Data for this exercise:
·····

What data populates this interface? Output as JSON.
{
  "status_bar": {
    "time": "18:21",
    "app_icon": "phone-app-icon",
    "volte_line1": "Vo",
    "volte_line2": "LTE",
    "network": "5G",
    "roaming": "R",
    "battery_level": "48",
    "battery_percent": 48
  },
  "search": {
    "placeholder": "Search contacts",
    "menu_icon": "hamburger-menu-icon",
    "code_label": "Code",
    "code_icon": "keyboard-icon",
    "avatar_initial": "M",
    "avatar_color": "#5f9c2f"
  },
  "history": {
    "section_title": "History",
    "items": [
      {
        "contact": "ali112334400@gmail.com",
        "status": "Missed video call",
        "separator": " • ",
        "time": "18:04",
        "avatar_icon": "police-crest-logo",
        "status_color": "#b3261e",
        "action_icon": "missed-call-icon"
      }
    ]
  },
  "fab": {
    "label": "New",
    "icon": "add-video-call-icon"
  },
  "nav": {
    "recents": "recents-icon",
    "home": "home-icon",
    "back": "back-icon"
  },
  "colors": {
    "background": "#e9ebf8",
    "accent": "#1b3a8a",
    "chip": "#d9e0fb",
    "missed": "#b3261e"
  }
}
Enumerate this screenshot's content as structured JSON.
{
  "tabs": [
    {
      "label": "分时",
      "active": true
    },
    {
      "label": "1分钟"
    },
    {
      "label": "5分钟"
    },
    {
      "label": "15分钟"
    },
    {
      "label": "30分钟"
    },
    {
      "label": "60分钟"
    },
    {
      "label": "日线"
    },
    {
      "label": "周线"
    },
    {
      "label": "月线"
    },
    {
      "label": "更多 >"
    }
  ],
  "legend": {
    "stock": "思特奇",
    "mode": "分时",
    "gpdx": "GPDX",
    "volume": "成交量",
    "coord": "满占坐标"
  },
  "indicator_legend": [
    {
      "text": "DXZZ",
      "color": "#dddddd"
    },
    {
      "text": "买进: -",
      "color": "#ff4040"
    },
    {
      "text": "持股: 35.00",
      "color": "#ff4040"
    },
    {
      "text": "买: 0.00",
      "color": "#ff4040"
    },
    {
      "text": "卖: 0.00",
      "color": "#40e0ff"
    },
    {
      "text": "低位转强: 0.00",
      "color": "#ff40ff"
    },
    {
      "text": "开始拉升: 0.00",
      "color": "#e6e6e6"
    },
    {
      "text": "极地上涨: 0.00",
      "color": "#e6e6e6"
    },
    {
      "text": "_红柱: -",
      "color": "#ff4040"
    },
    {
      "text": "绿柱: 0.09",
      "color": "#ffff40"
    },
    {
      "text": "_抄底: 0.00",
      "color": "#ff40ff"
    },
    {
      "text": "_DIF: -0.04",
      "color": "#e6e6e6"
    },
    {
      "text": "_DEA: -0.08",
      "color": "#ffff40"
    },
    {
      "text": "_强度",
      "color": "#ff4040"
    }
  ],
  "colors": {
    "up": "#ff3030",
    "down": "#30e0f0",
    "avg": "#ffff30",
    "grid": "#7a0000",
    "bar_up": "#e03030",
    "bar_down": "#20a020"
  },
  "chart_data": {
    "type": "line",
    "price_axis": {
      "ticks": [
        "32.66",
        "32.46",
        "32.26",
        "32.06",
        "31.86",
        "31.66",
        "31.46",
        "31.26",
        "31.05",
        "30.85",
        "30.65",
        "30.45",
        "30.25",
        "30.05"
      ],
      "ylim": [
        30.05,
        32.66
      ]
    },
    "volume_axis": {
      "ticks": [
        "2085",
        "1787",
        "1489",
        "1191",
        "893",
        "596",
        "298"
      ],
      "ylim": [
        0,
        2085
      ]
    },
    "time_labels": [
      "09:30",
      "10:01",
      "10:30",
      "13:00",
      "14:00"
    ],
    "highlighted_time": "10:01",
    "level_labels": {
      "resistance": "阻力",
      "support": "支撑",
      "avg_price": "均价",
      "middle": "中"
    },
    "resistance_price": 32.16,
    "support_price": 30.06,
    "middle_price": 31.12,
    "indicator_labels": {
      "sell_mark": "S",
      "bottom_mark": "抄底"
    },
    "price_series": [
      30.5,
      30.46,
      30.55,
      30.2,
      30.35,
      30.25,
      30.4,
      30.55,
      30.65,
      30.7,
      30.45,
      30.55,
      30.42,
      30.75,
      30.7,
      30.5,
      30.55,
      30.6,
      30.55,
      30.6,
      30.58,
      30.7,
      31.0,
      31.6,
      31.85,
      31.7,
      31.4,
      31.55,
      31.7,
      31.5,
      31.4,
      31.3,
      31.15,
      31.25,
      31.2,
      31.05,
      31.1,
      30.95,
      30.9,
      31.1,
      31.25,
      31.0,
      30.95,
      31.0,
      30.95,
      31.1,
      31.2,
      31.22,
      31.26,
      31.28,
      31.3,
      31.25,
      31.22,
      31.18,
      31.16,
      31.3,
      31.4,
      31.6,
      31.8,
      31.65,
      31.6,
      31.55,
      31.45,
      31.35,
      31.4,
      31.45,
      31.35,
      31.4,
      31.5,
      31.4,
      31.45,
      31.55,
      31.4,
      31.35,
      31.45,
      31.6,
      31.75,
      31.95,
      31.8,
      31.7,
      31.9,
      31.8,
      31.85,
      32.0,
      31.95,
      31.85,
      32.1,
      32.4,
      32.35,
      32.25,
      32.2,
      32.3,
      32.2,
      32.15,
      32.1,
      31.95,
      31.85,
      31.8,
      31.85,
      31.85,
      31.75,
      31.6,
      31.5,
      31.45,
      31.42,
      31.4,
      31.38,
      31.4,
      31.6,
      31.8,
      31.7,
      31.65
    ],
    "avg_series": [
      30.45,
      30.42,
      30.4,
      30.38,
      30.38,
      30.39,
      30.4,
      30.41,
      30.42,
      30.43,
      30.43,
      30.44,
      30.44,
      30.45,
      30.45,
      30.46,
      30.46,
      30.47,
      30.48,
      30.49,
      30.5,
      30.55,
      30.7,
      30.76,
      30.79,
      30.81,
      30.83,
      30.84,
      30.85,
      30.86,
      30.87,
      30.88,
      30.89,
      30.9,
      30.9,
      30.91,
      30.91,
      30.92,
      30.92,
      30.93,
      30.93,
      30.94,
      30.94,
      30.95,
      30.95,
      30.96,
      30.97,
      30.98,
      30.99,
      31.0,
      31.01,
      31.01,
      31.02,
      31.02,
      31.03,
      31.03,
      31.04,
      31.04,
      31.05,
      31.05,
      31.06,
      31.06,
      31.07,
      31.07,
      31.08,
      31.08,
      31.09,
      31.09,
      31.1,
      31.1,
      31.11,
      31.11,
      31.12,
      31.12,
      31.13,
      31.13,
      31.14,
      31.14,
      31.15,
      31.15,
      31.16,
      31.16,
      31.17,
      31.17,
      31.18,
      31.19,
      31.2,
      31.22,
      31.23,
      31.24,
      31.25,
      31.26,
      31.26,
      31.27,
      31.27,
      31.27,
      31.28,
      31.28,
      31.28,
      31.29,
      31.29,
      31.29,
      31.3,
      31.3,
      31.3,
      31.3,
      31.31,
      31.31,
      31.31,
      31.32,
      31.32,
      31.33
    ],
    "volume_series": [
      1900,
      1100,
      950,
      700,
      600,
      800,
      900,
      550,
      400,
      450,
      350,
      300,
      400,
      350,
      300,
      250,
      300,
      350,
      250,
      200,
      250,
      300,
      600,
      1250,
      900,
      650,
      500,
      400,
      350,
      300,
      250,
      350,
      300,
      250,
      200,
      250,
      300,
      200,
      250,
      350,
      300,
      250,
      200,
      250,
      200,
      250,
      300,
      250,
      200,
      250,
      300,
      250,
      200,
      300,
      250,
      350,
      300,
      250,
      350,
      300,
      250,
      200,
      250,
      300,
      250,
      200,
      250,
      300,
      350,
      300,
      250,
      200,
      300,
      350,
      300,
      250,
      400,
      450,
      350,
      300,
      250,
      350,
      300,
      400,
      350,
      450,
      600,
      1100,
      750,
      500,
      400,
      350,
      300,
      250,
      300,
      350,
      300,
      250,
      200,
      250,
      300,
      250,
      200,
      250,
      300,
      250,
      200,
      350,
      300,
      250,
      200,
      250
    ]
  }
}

·····

Return all lines with the word "call" in them.

        "status": "Missed video call",
        "action_icon": "missed-call-icon"
    "icon": "add-video-call-icon"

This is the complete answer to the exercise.